--- Given request ---
Copy the data exactly; pictures stay out of the copy.

--- Material to process ---
##############################
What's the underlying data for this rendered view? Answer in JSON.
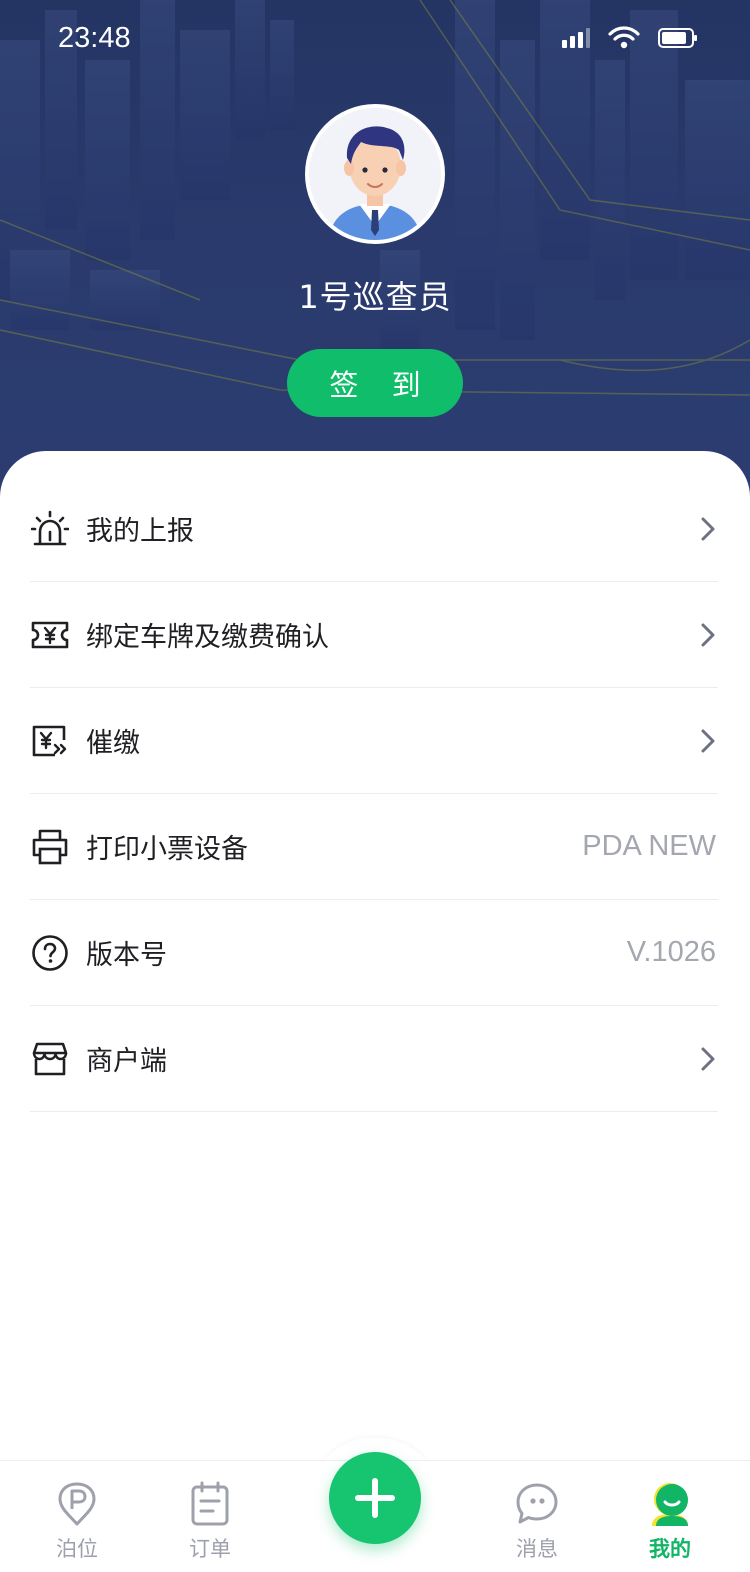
{
  "status_bar": {
    "time": "23:48"
  },
  "profile": {
    "name": "1号巡查员",
    "checkin_label": "签 到"
  },
  "menu": [
    {
      "label": "我的上报",
      "icon": "alarm-icon",
      "value": "",
      "has_arrow": true
    },
    {
      "label": "绑定车牌及缴费确认",
      "icon": "ticket-yuan-icon",
      "value": "",
      "has_arrow": true
    },
    {
      "label": "催缴",
      "icon": "payment-reminder-icon",
      "value": "",
      "has_arrow": true
    },
    {
      "label": "打印小票设备",
      "icon": "printer-icon",
      "value": "PDA NEW",
      "has_arrow": false
    },
    {
      "label": "版本号",
      "icon": "help-icon",
      "value": "V.1026",
      "has_arrow": false
    },
    {
      "label": "商户端",
      "icon": "store-icon",
      "value": "",
      "has_arrow": true
    }
  ],
  "tabbar": {
    "tabs": [
      {
        "label": "泊位",
        "icon": "parking-pin-icon",
        "active": false
      },
      {
        "label": "订单",
        "icon": "order-clipboard-icon",
        "active": false
      },
      {
        "label": "消息",
        "icon": "message-bubble-icon",
        "active": false
      },
      {
        "label": "我的",
        "icon": "user-face-icon",
        "active": true
      }
    ],
    "center_button_icon": "plus-icon"
  },
  "colors": {
    "accent": "#0fbd6a",
    "hero_bg": "#2a3a6c",
    "text_primary": "#1f1f24",
    "text_secondary": "#a5a7b0",
    "tab_inactive": "#9ea1ac",
    "tab_active": "#12b465"
  }
}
##############################
--- Finished exercise ---
What's the underlying data for this rendered view? Answer in JSON.
{
  "status_bar": {
    "time": "23:48"
  },
  "profile": {
    "name": "1号巡查员",
    "checkin_label": "签 到"
  },
  "menu": [
    {
      "label": "我的上报",
      "icon": "alarm-icon",
      "value": "",
      "has_arrow": true
    },
    {
      "label": "绑定车牌及缴费确认",
      "icon": "ticket-yuan-icon",
      "value": "",
      "has_arrow": true
    },
    {
      "label": "催缴",
      "icon": "payment-reminder-icon",
      "value": "",
      "has_arrow": true
    },
    {
      "label": "打印小票设备",
      "icon": "printer-icon",
      "value": "PDA NEW",
      "has_arrow": false
    },
    {
      "label": "版本号",
      "icon": "help-icon",
      "value": "V.1026",
      "has_arrow": false
    },
    {
      "label": "商户端",
      "icon": "store-icon",
      "value": "",
      "has_arrow": true
    }
  ],
  "tabbar": {
    "tabs": [
      {
        "label": "泊位",
        "icon": "parking-pin-icon",
        "active": false
      },
      {
        "label": "订单",
        "icon": "order-clipboard-icon",
        "active": false
      },
      {
        "label": "消息",
        "icon": "message-bubble-icon",
        "active": false
      },
      {
        "label": "我的",
        "icon": "user-face-icon",
        "active": true
      }
    ],
    "center_button_icon": "plus-icon"
  },
  "colors": {
    "accent": "#0fbd6a",
    "hero_bg": "#2a3a6c",
    "text_primary": "#1f1f24",
    "text_secondary": "#a5a7b0",
    "tab_inactive": "#9ea1ac",
    "tab_active": "#12b465"
  }
}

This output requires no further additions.